*The task*. Every line below is to be quoted exactly, with nothing added or dropped.

Stored records:
^^^^^^^^
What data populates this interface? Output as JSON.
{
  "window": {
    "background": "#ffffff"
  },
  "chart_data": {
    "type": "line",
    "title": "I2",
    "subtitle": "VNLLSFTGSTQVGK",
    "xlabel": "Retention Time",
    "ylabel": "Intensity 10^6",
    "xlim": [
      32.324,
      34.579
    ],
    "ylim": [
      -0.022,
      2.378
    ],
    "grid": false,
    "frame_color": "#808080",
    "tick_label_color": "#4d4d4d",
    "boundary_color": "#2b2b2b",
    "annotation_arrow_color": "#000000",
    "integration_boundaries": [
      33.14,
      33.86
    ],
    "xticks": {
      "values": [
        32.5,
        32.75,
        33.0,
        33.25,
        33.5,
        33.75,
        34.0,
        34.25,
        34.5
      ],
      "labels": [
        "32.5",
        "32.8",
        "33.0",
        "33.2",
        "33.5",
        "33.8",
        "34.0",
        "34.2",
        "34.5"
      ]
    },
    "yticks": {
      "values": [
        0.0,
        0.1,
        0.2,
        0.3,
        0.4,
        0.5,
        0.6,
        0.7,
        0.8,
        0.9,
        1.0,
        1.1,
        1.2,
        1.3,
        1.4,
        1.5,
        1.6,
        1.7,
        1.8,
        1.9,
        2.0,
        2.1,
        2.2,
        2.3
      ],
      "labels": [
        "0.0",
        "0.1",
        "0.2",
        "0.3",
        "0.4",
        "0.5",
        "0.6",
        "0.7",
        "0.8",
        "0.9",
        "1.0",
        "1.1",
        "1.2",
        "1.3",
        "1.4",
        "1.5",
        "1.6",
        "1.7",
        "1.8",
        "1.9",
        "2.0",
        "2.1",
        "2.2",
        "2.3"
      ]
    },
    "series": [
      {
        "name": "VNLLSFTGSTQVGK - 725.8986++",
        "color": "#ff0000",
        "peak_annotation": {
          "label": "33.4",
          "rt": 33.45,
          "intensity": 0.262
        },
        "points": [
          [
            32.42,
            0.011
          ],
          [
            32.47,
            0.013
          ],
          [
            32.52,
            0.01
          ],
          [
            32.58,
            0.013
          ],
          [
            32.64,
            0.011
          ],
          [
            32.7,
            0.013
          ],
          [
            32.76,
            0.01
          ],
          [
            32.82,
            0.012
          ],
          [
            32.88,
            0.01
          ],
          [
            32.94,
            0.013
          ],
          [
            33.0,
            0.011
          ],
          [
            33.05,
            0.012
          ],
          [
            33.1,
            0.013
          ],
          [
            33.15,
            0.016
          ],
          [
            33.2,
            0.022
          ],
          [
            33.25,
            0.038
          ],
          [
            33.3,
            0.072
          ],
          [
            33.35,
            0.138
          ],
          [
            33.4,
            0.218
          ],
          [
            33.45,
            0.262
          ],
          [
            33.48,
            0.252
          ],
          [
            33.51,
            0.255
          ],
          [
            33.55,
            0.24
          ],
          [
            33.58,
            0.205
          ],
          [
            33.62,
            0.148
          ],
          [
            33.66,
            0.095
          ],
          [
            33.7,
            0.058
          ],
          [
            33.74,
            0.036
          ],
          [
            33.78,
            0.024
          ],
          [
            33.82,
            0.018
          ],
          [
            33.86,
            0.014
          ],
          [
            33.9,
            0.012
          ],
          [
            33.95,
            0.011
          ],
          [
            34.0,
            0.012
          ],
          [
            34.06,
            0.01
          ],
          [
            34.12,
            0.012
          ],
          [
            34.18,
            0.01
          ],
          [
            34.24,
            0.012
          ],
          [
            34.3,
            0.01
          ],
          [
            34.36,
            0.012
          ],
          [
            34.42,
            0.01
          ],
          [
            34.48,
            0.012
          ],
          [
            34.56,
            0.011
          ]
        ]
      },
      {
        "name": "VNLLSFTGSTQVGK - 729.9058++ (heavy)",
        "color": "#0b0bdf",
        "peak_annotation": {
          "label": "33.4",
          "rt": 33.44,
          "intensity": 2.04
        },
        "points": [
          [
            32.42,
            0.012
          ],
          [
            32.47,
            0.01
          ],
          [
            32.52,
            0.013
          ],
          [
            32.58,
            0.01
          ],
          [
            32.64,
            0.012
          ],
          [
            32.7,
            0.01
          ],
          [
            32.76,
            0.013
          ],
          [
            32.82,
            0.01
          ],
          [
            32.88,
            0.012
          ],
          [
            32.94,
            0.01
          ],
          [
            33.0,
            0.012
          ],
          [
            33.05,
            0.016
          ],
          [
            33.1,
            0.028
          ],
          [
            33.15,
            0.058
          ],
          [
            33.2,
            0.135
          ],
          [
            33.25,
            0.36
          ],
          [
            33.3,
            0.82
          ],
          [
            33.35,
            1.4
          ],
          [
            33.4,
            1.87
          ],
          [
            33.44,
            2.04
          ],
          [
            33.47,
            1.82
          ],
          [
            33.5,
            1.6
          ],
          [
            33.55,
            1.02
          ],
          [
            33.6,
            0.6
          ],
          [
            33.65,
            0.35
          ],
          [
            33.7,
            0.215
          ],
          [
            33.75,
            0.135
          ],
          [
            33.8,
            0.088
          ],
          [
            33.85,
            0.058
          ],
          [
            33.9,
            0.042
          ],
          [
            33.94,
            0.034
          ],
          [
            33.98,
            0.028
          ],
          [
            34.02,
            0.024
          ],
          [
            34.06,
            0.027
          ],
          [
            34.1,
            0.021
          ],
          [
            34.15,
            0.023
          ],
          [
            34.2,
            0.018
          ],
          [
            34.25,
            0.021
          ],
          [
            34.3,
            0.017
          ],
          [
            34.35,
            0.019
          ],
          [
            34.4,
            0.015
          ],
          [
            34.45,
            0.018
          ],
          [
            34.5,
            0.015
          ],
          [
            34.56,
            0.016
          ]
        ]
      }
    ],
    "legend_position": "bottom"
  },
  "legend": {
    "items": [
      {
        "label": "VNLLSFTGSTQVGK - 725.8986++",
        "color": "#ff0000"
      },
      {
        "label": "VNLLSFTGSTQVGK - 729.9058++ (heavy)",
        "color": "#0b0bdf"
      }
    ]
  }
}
^^^^^^^^
*Final result*.
What data populates this interface? Output as JSON.
{
  "window": {
    "background": "#ffffff"
  },
  "chart_data": {
    "type": "line",
    "title": "I2",
    "subtitle": "VNLLSFTGSTQVGK",
    "xlabel": "Retention Time",
    "ylabel": "Intensity 10^6",
    "xlim": [
      32.324,
      34.579
    ],
    "ylim": [
      -0.022,
      2.378
    ],
    "grid": false,
    "frame_color": "#808080",
    "tick_label_color": "#4d4d4d",
    "boundary_color": "#2b2b2b",
    "annotation_arrow_color": "#000000",
    "integration_boundaries": [
      33.14,
      33.86
    ],
    "xticks": {
      "values": [
        32.5,
        32.75,
        33.0,
        33.25,
        33.5,
        33.75,
        34.0,
        34.25,
        34.5
      ],
      "labels": [
        "32.5",
        "32.8",
        "33.0",
        "33.2",
        "33.5",
        "33.8",
        "34.0",
        "34.2",
        "34.5"
      ]
    },
    "yticks": {
      "values": [
        0.0,
        0.1,
        0.2,
        0.3,
        0.4,
        0.5,
        0.6,
        0.7,
        0.8,
        0.9,
        1.0,
        1.1,
        1.2,
        1.3,
        1.4,
        1.5,
        1.6,
        1.7,
        1.8,
        1.9,
        2.0,
        2.1,
        2.2,
        2.3
      ],
      "labels": [
        "0.0",
        "0.1",
        "0.2",
        "0.3",
        "0.4",
        "0.5",
        "0.6",
        "0.7",
        "0.8",
        "0.9",
        "1.0",
        "1.1",
        "1.2",
        "1.3",
        "1.4",
        "1.5",
        "1.6",
        "1.7",
        "1.8",
        "1.9",
        "2.0",
        "2.1",
        "2.2",
        "2.3"
      ]
    },
    "series": [
      {
        "name": "VNLLSFTGSTQVGK - 725.8986++",
        "color": "#ff0000",
        "peak_annotation": {
          "label": "33.4",
          "rt": 33.45,
          "intensity": 0.262
        },
        "points": [
          [
            32.42,
            0.011
          ],
          [
            32.47,
            0.013
          ],
          [
            32.52,
            0.01
          ],
          [
            32.58,
            0.013
          ],
          [
            32.64,
            0.011
          ],
          [
            32.7,
            0.013
          ],
          [
            32.76,
            0.01
          ],
          [
            32.82,
            0.012
          ],
          [
            32.88,
            0.01
          ],
          [
            32.94,
            0.013
          ],
          [
            33.0,
            0.011
          ],
          [
            33.05,
            0.012
          ],
          [
            33.1,
            0.013
          ],
          [
            33.15,
            0.016
          ],
          [
            33.2,
            0.022
          ],
          [
            33.25,
            0.038
          ],
          [
            33.3,
            0.072
          ],
          [
            33.35,
            0.138
          ],
          [
            33.4,
            0.218
          ],
          [
            33.45,
            0.262
          ],
          [
            33.48,
            0.252
          ],
          [
            33.51,
            0.255
          ],
          [
            33.55,
            0.24
          ],
          [
            33.58,
            0.205
          ],
          [
            33.62,
            0.148
          ],
          [
            33.66,
            0.095
          ],
          [
            33.7,
            0.058
          ],
          [
            33.74,
            0.036
          ],
          [
            33.78,
            0.024
          ],
          [
            33.82,
            0.018
          ],
          [
            33.86,
            0.014
          ],
          [
            33.9,
            0.012
          ],
          [
            33.95,
            0.011
          ],
          [
            34.0,
            0.012
          ],
          [
            34.06,
            0.01
          ],
          [
            34.12,
            0.012
          ],
          [
            34.18,
            0.01
          ],
          [
            34.24,
            0.012
          ],
          [
            34.3,
            0.01
          ],
          [
            34.36,
            0.012
          ],
          [
            34.42,
            0.01
          ],
          [
            34.48,
            0.012
          ],
          [
            34.56,
            0.011
          ]
        ]
      },
      {
        "name": "VNLLSFTGSTQVGK - 729.9058++ (heavy)",
        "color": "#0b0bdf",
        "peak_annotation": {
          "label": "33.4",
          "rt": 33.44,
          "intensity": 2.04
        },
        "points": [
          [
            32.42,
            0.012
          ],
          [
            32.47,
            0.01
          ],
          [
            32.52,
            0.013
          ],
          [
            32.58,
            0.01
          ],
          [
            32.64,
            0.012
          ],
          [
            32.7,
            0.01
          ],
          [
            32.76,
            0.013
          ],
          [
            32.82,
            0.01
          ],
          [
            32.88,
            0.012
          ],
          [
            32.94,
            0.01
          ],
          [
            33.0,
            0.012
          ],
          [
            33.05,
            0.016
          ],
          [
            33.1,
            0.028
          ],
          [
            33.15,
            0.058
          ],
          [
            33.2,
            0.135
          ],
          [
            33.25,
            0.36
          ],
          [
            33.3,
            0.82
          ],
          [
            33.35,
            1.4
          ],
          [
            33.4,
            1.87
          ],
          [
            33.44,
            2.04
          ],
          [
            33.47,
            1.82
          ],
          [
            33.5,
            1.6
          ],
          [
            33.55,
            1.02
          ],
          [
            33.6,
            0.6
          ],
          [
            33.65,
            0.35
          ],
          [
            33.7,
            0.215
          ],
          [
            33.75,
            0.135
          ],
          [
            33.8,
            0.088
          ],
          [
            33.85,
            0.058
          ],
          [
            33.9,
            0.042
          ],
          [
            33.94,
            0.034
          ],
          [
            33.98,
            0.028
          ],
          [
            34.02,
            0.024
          ],
          [
            34.06,
            0.027
          ],
          [
            34.1,
            0.021
          ],
          [
            34.15,
            0.023
          ],
          [
            34.2,
            0.018
          ],
          [
            34.25,
            0.021
          ],
          [
            34.3,
            0.017
          ],
          [
            34.35,
            0.019
          ],
          [
            34.4,
            0.015
          ],
          [
            34.45,
            0.018
          ],
          [
            34.5,
            0.015
          ],
          [
            34.56,
            0.016
          ]
        ]
      }
    ],
    "legend_position": "bottom"
  },
  "legend": {
    "items": [
      {
        "label": "VNLLSFTGSTQVGK - 725.8986++",
        "color": "#ff0000"
      },
      {
        "label": "VNLLSFTGSTQVGK - 729.9058++ (heavy)",
        "color": "#0b0bdf"
      }
    ]
  }
}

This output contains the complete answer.